→ The exercise
Write out all of the entries exactly as given.

→ Record set
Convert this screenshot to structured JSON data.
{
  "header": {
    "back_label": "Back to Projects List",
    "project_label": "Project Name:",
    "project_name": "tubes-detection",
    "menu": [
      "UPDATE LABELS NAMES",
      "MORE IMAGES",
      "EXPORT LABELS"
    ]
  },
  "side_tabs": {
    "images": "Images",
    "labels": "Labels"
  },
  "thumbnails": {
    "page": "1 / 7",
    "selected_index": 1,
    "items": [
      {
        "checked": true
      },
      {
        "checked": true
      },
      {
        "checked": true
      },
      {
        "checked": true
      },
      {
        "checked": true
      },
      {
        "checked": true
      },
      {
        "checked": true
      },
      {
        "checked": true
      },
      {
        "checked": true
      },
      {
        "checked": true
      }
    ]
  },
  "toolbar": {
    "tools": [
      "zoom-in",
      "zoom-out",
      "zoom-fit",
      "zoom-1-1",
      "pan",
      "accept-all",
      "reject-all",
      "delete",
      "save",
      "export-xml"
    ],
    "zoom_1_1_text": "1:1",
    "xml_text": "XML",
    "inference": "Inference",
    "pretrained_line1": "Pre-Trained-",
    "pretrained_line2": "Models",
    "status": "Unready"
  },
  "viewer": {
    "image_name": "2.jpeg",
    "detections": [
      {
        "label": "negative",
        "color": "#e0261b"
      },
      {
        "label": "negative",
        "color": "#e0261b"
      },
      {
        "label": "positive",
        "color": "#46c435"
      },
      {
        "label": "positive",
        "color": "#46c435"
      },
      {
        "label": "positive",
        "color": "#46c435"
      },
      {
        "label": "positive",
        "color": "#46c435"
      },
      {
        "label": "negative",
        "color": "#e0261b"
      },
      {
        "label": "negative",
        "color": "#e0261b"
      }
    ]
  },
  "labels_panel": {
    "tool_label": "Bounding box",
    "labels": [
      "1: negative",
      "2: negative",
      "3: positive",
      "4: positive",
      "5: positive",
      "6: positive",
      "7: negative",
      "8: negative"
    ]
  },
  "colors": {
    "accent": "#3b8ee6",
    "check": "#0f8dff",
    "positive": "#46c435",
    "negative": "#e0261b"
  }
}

→ Result below
Convert this screenshot to structured JSON data.
{
  "header": {
    "back_label": "Back to Projects List",
    "project_label": "Project Name:",
    "project_name": "tubes-detection",
    "menu": [
      "UPDATE LABELS NAMES",
      "MORE IMAGES",
      "EXPORT LABELS"
    ]
  },
  "side_tabs": {
    "images": "Images",
    "labels": "Labels"
  },
  "thumbnails": {
    "page": "1 / 7",
    "selected_index": 1,
    "items": [
      {
        "checked": true
      },
      {
        "checked": true
      },
      {
        "checked": true
      },
      {
        "checked": true
      },
      {
        "checked": true
      },
      {
        "checked": true
      },
      {
        "checked": true
      },
      {
        "checked": true
      },
      {
        "checked": true
      },
      {
        "checked": true
      }
    ]
  },
  "toolbar": {
    "tools": [
      "zoom-in",
      "zoom-out",
      "zoom-fit",
      "zoom-1-1",
      "pan",
      "accept-all",
      "reject-all",
      "delete",
      "save",
      "export-xml"
    ],
    "zoom_1_1_text": "1:1",
    "xml_text": "XML",
    "inference": "Inference",
    "pretrained_line1": "Pre-Trained-",
    "pretrained_line2": "Models",
    "status": "Unready"
  },
  "viewer": {
    "image_name": "2.jpeg",
    "detections": [
      {
        "label": "negative",
        "color": "#e0261b"
      },
      {
        "label": "negative",
        "color": "#e0261b"
      },
      {
        "label": "positive",
        "color": "#46c435"
      },
      {
        "label": "positive",
        "color": "#46c435"
      },
      {
        "label": "positive",
        "color": "#46c435"
      },
      {
        "label": "positive",
        "color": "#46c435"
      },
      {
        "label": "negative",
        "color": "#e0261b"
      },
      {
        "label": "negative",
        "color": "#e0261b"
      }
    ]
  },
  "labels_panel": {
    "tool_label": "Bounding box",
    "labels": [
      "1: negative",
      "2: negative",
      "3: positive",
      "4: positive",
      "5: positive",
      "6: positive",
      "7: negative",
      "8: negative"
    ]
  },
  "colors": {
    "accent": "#3b8ee6",
    "check": "#0f8dff",
    "positive": "#46c435",
    "negative": "#e0261b"
  }
}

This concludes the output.